Source data:
++++++++++++++++++++
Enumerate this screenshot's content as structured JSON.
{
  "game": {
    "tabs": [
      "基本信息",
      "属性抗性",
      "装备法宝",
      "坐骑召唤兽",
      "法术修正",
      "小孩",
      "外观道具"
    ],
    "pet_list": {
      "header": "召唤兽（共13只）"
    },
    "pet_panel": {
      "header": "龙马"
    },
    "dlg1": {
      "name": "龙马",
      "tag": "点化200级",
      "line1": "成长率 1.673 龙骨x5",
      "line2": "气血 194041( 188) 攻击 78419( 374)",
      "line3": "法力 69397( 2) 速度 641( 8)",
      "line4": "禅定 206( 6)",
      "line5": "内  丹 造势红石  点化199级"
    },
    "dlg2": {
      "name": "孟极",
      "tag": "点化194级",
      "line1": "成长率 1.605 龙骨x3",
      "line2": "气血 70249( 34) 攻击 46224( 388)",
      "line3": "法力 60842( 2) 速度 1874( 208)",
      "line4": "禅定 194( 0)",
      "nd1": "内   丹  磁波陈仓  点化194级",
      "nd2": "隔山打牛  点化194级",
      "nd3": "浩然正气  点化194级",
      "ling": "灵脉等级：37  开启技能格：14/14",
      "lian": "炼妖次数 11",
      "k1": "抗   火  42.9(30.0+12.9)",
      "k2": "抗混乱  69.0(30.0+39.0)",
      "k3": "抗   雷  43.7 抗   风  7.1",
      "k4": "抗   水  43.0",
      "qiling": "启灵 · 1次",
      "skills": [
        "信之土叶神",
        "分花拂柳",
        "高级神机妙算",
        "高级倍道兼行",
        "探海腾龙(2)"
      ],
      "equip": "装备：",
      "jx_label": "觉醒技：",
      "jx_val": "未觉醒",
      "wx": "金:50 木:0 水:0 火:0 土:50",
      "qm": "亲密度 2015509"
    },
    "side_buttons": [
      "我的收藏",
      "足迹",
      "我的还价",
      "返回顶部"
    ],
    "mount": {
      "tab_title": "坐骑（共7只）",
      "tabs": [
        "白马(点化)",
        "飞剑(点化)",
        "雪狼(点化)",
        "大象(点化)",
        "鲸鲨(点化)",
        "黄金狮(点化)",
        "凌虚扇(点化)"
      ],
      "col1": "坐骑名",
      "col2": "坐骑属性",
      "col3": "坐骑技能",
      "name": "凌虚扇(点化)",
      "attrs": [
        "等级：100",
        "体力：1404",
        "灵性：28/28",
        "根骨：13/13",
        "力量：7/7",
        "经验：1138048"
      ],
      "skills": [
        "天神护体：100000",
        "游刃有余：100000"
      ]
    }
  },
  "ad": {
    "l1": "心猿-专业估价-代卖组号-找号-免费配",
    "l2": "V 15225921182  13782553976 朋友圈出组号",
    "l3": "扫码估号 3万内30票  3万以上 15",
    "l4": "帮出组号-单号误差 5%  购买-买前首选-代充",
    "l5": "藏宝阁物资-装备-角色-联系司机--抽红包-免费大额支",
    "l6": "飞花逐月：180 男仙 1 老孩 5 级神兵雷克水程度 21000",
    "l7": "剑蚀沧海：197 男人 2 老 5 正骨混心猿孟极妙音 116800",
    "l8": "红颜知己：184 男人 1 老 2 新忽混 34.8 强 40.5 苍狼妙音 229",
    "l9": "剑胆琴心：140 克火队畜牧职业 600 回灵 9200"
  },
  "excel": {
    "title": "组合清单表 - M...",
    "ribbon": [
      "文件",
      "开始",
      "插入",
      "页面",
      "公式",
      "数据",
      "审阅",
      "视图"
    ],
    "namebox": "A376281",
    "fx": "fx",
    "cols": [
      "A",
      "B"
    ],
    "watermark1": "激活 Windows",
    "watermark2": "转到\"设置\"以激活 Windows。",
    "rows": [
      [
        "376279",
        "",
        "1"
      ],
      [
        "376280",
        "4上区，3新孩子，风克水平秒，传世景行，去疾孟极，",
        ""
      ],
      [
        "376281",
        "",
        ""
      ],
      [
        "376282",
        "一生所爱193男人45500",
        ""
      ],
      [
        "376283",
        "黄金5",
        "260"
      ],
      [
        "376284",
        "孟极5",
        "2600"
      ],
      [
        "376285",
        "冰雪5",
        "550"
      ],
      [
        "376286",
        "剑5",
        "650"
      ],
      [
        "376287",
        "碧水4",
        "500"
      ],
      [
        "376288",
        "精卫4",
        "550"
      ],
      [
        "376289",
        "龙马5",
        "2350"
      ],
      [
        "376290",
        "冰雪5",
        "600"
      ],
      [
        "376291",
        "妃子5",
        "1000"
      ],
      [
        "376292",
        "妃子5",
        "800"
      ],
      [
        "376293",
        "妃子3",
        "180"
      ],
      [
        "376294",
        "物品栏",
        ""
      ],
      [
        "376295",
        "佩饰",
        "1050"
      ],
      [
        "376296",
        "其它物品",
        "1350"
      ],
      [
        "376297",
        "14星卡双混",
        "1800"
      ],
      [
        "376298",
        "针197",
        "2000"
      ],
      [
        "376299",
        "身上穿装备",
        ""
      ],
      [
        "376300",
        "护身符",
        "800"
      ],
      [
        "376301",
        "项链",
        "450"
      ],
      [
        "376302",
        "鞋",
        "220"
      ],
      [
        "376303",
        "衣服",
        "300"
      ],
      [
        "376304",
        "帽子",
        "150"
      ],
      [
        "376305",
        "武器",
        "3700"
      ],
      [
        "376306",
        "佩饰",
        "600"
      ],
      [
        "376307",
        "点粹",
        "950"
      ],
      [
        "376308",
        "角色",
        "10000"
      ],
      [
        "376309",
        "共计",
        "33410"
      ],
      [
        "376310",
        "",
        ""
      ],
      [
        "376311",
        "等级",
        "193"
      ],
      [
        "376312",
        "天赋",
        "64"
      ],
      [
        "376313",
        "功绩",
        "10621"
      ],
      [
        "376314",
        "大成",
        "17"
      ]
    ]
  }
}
++++++++++++++++++++
What you are asked to do:
Select every line of the records holding the string "Windows".

Finished exercise:
    "watermark1": "激活 Windows",
    "watermark2": "转到\"设置\"以激活 Windows。",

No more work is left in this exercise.